==== INFORMATION PROVIDED ====

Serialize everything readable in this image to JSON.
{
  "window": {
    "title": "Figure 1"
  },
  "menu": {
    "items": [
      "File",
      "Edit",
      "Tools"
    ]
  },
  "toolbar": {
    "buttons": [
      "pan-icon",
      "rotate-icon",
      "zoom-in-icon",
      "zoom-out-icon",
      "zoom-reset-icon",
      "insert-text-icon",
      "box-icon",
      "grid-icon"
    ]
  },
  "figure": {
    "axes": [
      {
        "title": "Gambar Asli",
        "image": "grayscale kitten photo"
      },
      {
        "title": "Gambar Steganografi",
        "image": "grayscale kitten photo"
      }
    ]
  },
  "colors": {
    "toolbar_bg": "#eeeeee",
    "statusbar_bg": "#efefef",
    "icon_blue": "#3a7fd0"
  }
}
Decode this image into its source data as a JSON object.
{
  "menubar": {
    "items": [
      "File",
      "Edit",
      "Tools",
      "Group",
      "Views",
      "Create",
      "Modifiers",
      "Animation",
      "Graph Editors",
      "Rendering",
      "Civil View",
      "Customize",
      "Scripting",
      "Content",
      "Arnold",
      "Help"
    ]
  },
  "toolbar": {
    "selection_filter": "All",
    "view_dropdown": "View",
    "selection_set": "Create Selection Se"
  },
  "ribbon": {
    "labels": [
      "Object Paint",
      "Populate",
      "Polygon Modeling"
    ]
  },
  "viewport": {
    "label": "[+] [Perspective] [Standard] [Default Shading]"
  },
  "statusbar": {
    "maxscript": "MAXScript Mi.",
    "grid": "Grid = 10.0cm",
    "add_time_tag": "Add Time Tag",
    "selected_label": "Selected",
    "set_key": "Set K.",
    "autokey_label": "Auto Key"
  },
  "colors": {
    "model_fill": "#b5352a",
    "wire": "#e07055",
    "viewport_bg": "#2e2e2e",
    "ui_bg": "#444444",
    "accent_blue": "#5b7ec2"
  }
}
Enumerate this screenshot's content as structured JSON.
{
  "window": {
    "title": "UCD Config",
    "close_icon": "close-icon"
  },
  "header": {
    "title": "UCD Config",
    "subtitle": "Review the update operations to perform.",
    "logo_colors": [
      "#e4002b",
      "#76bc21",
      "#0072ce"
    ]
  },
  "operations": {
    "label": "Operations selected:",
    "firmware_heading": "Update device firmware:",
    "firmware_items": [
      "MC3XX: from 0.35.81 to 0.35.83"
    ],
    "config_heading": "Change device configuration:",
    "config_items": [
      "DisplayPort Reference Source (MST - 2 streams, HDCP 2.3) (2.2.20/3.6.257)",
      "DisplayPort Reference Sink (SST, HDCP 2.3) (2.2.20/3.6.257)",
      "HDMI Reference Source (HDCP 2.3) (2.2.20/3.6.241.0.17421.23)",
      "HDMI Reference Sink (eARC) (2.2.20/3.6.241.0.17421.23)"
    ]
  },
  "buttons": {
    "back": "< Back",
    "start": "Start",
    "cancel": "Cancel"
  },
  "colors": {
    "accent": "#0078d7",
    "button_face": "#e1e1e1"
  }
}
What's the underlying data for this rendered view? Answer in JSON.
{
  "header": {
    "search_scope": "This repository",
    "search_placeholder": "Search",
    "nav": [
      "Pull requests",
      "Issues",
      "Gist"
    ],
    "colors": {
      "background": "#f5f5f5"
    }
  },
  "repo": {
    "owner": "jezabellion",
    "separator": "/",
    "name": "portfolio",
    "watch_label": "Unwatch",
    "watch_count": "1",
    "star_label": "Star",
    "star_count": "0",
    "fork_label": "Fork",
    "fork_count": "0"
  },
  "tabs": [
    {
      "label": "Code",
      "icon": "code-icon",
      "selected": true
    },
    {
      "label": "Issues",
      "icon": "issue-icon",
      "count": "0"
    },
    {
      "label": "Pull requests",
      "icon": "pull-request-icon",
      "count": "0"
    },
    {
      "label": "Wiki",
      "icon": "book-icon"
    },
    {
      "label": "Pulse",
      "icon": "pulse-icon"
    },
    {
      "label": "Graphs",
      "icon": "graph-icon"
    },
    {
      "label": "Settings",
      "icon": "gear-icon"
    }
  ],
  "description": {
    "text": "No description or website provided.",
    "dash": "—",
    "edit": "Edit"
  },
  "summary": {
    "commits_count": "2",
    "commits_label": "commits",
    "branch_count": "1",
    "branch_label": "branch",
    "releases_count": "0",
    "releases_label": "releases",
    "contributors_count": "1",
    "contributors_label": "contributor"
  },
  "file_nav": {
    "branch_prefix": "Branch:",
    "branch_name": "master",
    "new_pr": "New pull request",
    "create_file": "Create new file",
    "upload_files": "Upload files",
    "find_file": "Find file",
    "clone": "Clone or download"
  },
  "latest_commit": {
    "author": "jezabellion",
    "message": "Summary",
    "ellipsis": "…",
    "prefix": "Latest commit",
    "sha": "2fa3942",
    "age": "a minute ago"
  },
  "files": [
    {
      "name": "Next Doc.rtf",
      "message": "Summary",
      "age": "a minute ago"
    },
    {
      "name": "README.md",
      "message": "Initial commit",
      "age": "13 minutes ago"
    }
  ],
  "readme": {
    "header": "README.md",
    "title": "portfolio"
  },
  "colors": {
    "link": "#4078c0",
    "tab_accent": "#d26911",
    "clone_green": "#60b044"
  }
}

====

**PROBLEM TO SOLVE:** Note every line above where the string "Sink" shows up, and copy those lines.

**FULL OUTPUT:**
      "DisplayPort Reference Sink (SST, HDCP 2.3) (2.2.20/3.6.257)",
      "HDMI Reference Sink (eARC) (2.2.20/3.6.241.0.17421.23)"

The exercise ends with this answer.